Итоги 90-х годов

Мысль, высказанная В.В. Путиным на Мюнхенской конференции по вопросам политики безопасности 10 февраля 2007 года о том, что «война холодная» оставила нам «неразорвавшиеся снаряды» в виде идеологических стереотипов, двойных стандартов и иных шаблонов блокового мышления, относится не только к нашим западным партнерам. В России достаточно ветеранов «идеологического фронта» и подросшей смены, стремящихся в комфортные окопы холодной войны, и именующих себя «государственниками» и «патриотами».

Вопреки их утверждениям о том, что в 90-е годы «патриотический» спектр был лишен возможности выражать свое мнение, все десятилетие шла публичная критика внешнеполитического курса. Осуществлявшаяся на парламентском уровне, в СМИ и академическом сообществе она носила достаточно острый, а, в ряде случаев, откровенно грубый характер.

*Письменное задание A*.
Перепишите без изменений часть отрывка об итогах 90-х годов, которая открывается словами «Вопреки их утверждениям» и завершается словами «откровенно грубый характер.».
*Письменное задание B*.
Где, согласно отрывку об итогах 90-х годов, велась публичная критика внешнеполитического курса?

*Фрагмент данных*.
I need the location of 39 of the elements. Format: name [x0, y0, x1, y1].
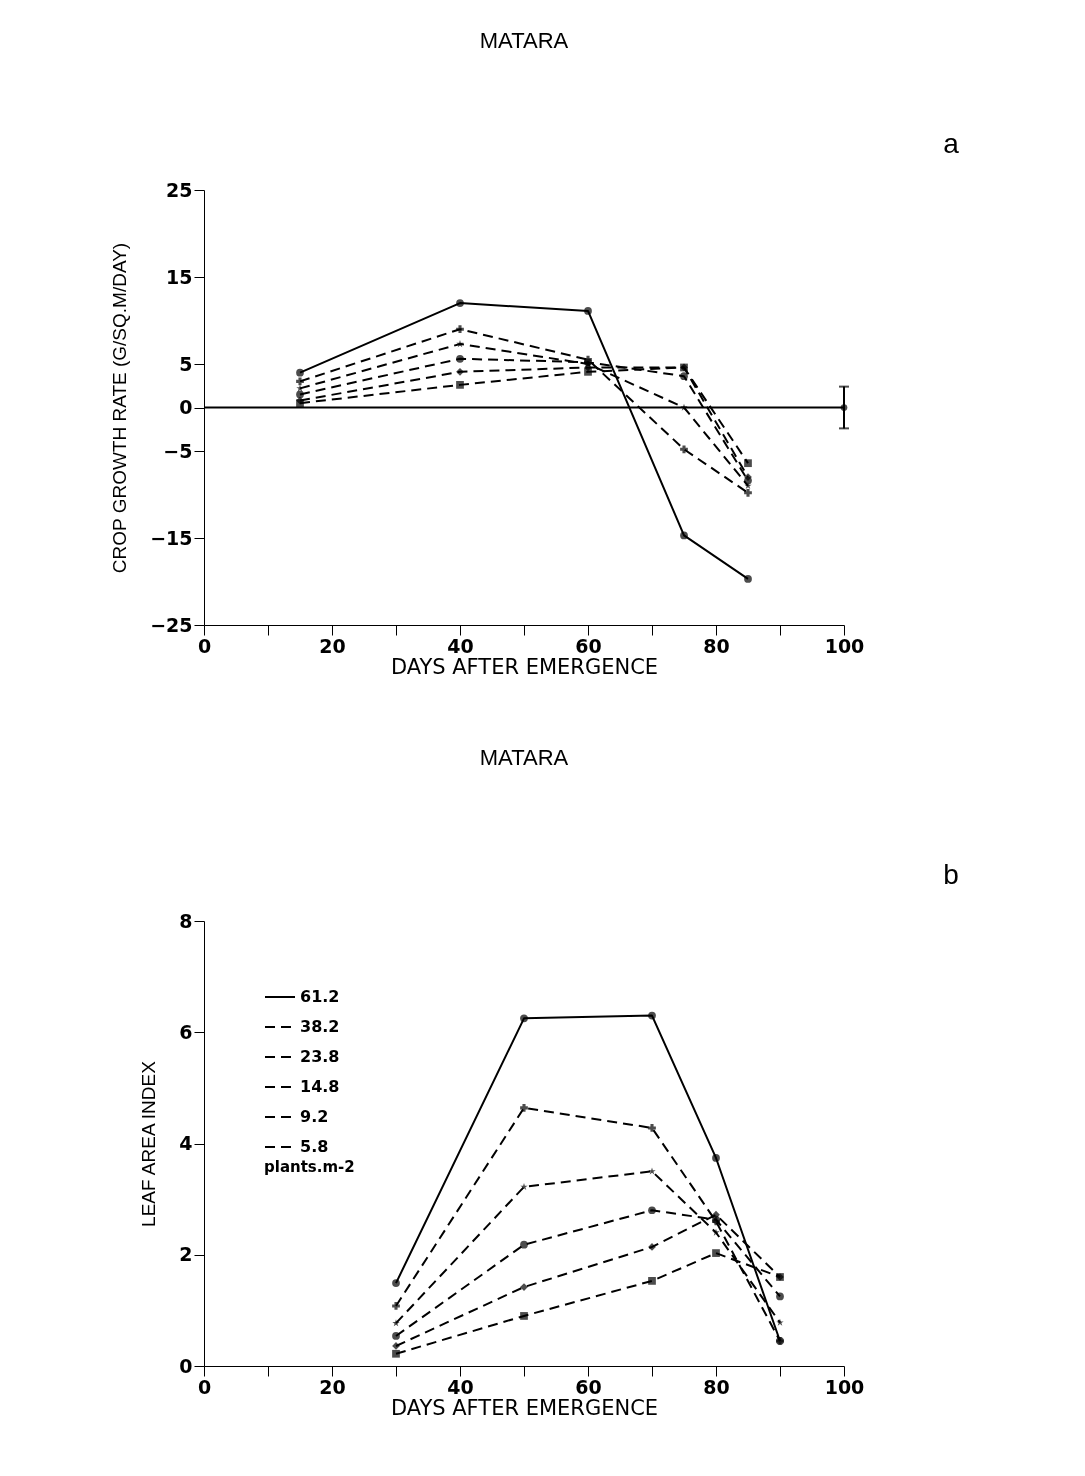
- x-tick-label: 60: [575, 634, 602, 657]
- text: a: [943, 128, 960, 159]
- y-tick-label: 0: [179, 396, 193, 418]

*Решение упражнения A*.
Вопреки их утверждениям о том, что в 90-е годы «патриотический» спектр был лишен возможности выражать свое мнение, все десятилетие шла публичная критика внешнеполитического курса. Осуществлявшаяся на парламентском уровне, в СМИ и академическом сообществе она носила достаточно острый, а, в ряде случаев, откровенно грубый характер.

*Решение упражнения B*.
На парламентском уровне, в СМИ и в академическом сообществе.